**Data shown**:
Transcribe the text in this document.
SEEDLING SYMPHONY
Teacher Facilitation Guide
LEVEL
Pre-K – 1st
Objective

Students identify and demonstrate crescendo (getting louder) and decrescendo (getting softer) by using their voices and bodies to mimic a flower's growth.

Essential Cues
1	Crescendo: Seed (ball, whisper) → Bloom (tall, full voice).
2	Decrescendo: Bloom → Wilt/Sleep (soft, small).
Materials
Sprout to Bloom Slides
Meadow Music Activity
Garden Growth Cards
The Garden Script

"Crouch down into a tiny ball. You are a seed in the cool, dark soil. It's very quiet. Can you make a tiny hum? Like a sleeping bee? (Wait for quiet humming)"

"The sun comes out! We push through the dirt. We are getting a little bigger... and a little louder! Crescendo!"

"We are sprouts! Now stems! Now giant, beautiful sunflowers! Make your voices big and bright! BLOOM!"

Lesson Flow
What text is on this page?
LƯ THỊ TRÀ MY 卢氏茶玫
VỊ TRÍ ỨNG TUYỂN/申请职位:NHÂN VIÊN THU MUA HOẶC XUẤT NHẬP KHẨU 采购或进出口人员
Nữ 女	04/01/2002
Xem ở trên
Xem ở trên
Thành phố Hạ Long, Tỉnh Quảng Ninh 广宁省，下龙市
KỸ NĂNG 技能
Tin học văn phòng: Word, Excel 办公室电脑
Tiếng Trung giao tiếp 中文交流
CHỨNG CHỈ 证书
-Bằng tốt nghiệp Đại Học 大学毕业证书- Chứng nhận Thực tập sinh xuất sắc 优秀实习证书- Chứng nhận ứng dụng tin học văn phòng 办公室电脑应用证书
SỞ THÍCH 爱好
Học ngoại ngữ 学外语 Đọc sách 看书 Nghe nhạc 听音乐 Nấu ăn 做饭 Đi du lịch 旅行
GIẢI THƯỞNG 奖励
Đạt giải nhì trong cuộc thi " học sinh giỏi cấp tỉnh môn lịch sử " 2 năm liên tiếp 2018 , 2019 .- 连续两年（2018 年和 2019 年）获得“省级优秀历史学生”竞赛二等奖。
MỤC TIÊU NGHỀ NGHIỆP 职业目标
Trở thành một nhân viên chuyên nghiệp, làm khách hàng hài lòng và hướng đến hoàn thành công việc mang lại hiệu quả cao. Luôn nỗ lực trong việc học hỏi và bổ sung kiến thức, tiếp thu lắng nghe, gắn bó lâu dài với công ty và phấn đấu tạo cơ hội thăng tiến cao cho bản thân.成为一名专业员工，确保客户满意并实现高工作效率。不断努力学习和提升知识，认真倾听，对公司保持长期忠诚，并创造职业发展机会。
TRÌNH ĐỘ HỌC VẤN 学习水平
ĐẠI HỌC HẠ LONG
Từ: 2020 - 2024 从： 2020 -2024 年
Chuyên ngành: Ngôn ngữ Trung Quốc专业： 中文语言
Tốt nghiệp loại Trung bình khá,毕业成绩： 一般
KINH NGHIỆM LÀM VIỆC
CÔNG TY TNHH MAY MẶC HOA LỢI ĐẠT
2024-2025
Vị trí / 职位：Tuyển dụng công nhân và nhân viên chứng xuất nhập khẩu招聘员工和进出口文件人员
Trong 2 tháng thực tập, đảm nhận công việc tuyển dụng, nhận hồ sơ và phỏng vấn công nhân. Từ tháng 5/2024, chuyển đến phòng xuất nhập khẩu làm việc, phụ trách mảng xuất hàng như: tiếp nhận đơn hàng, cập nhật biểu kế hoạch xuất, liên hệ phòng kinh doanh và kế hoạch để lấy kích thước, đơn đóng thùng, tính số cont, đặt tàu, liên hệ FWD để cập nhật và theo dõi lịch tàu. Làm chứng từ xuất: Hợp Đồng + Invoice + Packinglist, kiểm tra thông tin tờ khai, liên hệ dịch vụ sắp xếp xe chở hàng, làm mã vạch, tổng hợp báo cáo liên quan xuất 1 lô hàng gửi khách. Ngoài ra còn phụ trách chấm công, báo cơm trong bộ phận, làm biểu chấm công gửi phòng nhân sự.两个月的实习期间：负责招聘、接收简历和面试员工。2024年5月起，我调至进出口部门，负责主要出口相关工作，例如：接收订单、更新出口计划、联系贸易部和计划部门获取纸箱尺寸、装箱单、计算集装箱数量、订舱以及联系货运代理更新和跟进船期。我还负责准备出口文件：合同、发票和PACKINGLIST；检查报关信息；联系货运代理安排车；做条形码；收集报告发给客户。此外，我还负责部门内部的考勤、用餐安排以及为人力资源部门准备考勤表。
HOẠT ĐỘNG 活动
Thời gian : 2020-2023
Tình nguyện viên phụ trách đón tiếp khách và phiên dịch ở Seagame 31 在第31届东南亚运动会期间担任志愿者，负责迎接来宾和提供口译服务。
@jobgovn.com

**Aim**: Above are some records; extract every one of them exactly.

**The response**:
Transcribe the text in this document.
SEEDLING SYMPHONY
Teacher Facilitation Guide
LEVEL
Pre-K – 1st
Objective

Students identify and demonstrate crescendo (getting louder) and decrescendo (getting softer) by using their voices and bodies to mimic a flower's growth.

Essential Cues
1	Crescendo: Seed (ball, whisper) → Bloom (tall, full voice).
2	Decrescendo: Bloom → Wilt/Sleep (soft, small).
Materials
Sprout to Bloom Slides
Meadow Music Activity
Garden Growth Cards
The Garden Script

"Crouch down into a tiny ball. You are a seed in the cool, dark soil. It's very quiet. Can you make a tiny hum? Like a sleeping bee? (Wait for quiet humming)"

"The sun comes out! We push through the dirt. We are getting a little bigger... and a little louder! Crescendo!"

"We are sprouts! Now stems! Now giant, beautiful sunflowers! Make your voices big and bright! BLOOM!"

Lesson Flow
What text is on this page?
LƯ THỊ TRÀ MY 卢氏茶玫
VỊ TRÍ ỨNG TUYỂN/申请职位:NHÂN VIÊN THU MUA HOẶC XUẤT NHẬP KHẨU 采购或进出口人员
Nữ 女	04/01/2002
Xem ở trên
Xem ở trên
Thành phố Hạ Long, Tỉnh Quảng Ninh 广宁省，下龙市
KỸ NĂNG 技能
Tin học văn phòng: Word, Excel 办公室电脑
Tiếng Trung giao tiếp 中文交流
CHỨNG CHỈ 证书
-Bằng tốt nghiệp Đại Học 大学毕业证书- Chứng nhận Thực tập sinh xuất sắc 优秀实习证书- Chứng nhận ứng dụng tin học văn phòng 办公室电脑应用证书
SỞ THÍCH 爱好
Học ngoại ngữ 学外语 Đọc sách 看书 Nghe nhạc 听音乐 Nấu ăn 做饭 Đi du lịch 旅行
GIẢI THƯỞNG 奖励
Đạt giải nhì trong cuộc thi " học sinh giỏi cấp tỉnh môn lịch sử " 2 năm liên tiếp 2018 , 2019 .- 连续两年（2018 年和 2019 年）获得“省级优秀历史学生”竞赛二等奖。
MỤC TIÊU NGHỀ NGHIỆP 职业目标
Trở thành một nhân viên chuyên nghiệp, làm khách hàng hài lòng và hướng đến hoàn thành công việc mang lại hiệu quả cao. Luôn nỗ lực trong việc học hỏi và bổ sung kiến thức, tiếp thu lắng nghe, gắn bó lâu dài với công ty và phấn đấu tạo cơ hội thăng tiến cao cho bản thân.成为一名专业员工，确保客户满意并实现高工作效率。不断努力学习和提升知识，认真倾听，对公司保持长期忠诚，并创造职业发展机会。
TRÌNH ĐỘ HỌC VẤN 学习水平
ĐẠI HỌC HẠ LONG
Từ: 2020 - 2024 从： 2020 -2024 年
Chuyên ngành: Ngôn ngữ Trung Quốc专业： 中文语言
Tốt nghiệp loại Trung bình khá,毕业成绩： 一般
KINH NGHIỆM LÀM VIỆC
CÔNG TY TNHH MAY MẶC HOA LỢI ĐẠT
2024-2025
Vị trí / 职位：Tuyển dụng công nhân và nhân viên chứng xuất nhập khẩu招聘员工和进出口文件人员
Trong 2 tháng thực tập, đảm nhận công việc tuyển dụng, nhận hồ sơ và phỏng vấn công nhân. Từ tháng 5/2024, chuyển đến phòng xuất nhập khẩu làm việc, phụ trách mảng xuất hàng như: tiếp nhận đơn hàng, cập nhật biểu kế hoạch xuất, liên hệ phòng kinh doanh và kế hoạch để lấy kích thước, đơn đóng thùng, tính số cont, đặt tàu, liên hệ FWD để cập nhật và theo dõi lịch tàu. Làm chứng từ xuất: Hợp Đồng + Invoice + Packinglist, kiểm tra thông tin tờ khai, liên hệ dịch vụ sắp xếp xe chở hàng, làm mã vạch, tổng hợp báo cáo liên quan xuất 1 lô hàng gửi khách. Ngoài ra còn phụ trách chấm công, báo cơm trong bộ phận, làm biểu chấm công gửi phòng nhân sự.两个月的实习期间：负责招聘、接收简历和面试员工。2024年5月起，我调至进出口部门，负责主要出口相关工作，例如：接收订单、更新出口计划、联系贸易部和计划部门获取纸箱尺寸、装箱单、计算集装箱数量、订舱以及联系货运代理更新和跟进船期。我还负责准备出口文件：合同、发票和PACKINGLIST；检查报关信息；联系货运代理安排车；做条形码；收集报告发给客户。此外，我还负责部门内部的考勤、用餐安排以及为人力资源部门准备考勤表。
HOẠT ĐỘNG 活动
Thời gian : 2020-2023
Tình nguyện viên phụ trách đón tiếp khách và phiên dịch ở Seagame 31 在第31届东南亚运动会期间担任志愿者，负责迎接来宾和提供口译服务。
@jobgovn.com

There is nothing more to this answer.